Data shown:
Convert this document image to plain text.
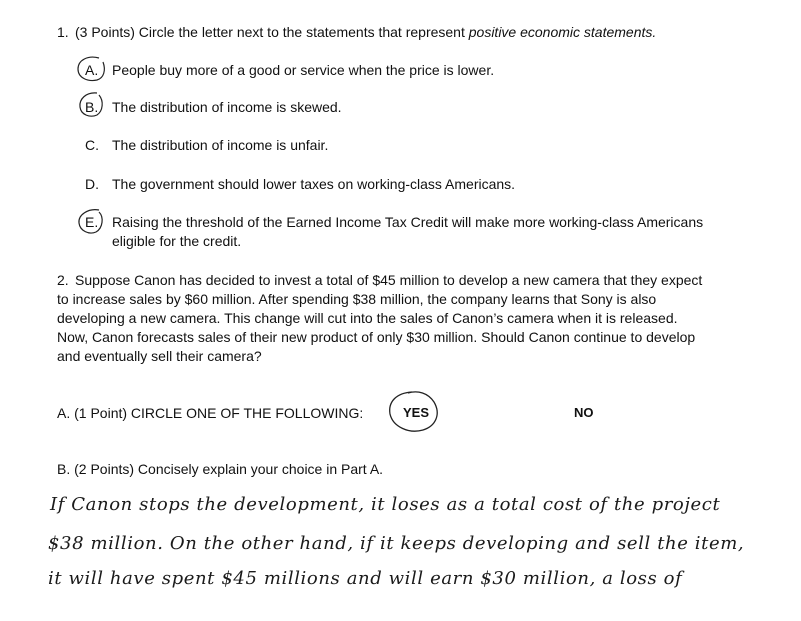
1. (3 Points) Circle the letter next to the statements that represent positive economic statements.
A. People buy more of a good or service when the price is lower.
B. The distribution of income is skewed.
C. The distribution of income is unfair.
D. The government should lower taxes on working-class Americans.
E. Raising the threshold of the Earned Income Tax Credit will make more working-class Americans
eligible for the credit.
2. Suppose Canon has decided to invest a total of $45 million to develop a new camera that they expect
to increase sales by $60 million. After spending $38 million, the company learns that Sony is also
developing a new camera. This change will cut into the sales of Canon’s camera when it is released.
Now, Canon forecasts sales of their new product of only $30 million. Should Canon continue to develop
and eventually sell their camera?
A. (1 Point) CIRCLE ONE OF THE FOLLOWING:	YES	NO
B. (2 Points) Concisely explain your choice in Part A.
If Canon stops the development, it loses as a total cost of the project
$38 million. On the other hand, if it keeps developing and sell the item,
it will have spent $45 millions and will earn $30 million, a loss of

==

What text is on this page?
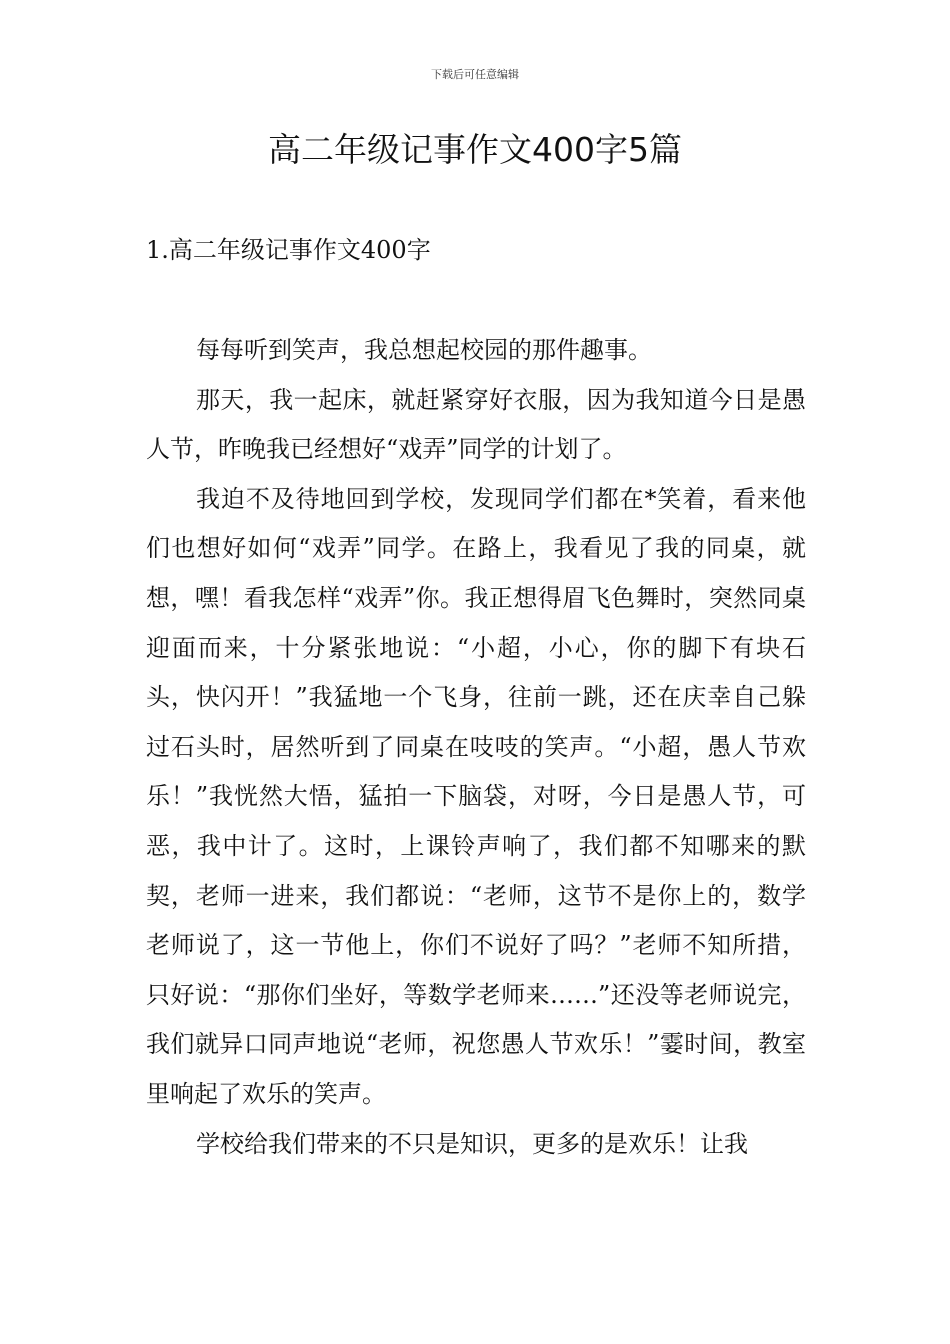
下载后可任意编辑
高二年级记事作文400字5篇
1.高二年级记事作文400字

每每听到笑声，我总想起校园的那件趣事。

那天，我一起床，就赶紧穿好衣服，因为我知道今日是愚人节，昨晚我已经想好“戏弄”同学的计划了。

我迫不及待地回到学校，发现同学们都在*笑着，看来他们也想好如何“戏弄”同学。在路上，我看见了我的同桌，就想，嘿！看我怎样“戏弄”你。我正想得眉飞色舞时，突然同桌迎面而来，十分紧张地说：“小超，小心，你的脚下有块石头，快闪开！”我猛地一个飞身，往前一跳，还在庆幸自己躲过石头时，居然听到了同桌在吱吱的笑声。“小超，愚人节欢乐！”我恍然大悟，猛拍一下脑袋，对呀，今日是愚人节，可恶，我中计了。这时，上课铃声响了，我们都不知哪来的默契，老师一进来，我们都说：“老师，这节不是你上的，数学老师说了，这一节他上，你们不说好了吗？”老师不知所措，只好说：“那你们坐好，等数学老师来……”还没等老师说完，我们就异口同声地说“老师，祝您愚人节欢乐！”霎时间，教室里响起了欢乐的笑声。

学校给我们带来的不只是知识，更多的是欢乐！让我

Goal: Collect the lines of the records that include the string "their".

Solution to this problem:
Now, Canon forecasts sales of their new product of only $30 million. Should Canon continue to develop
and eventually sell their camera?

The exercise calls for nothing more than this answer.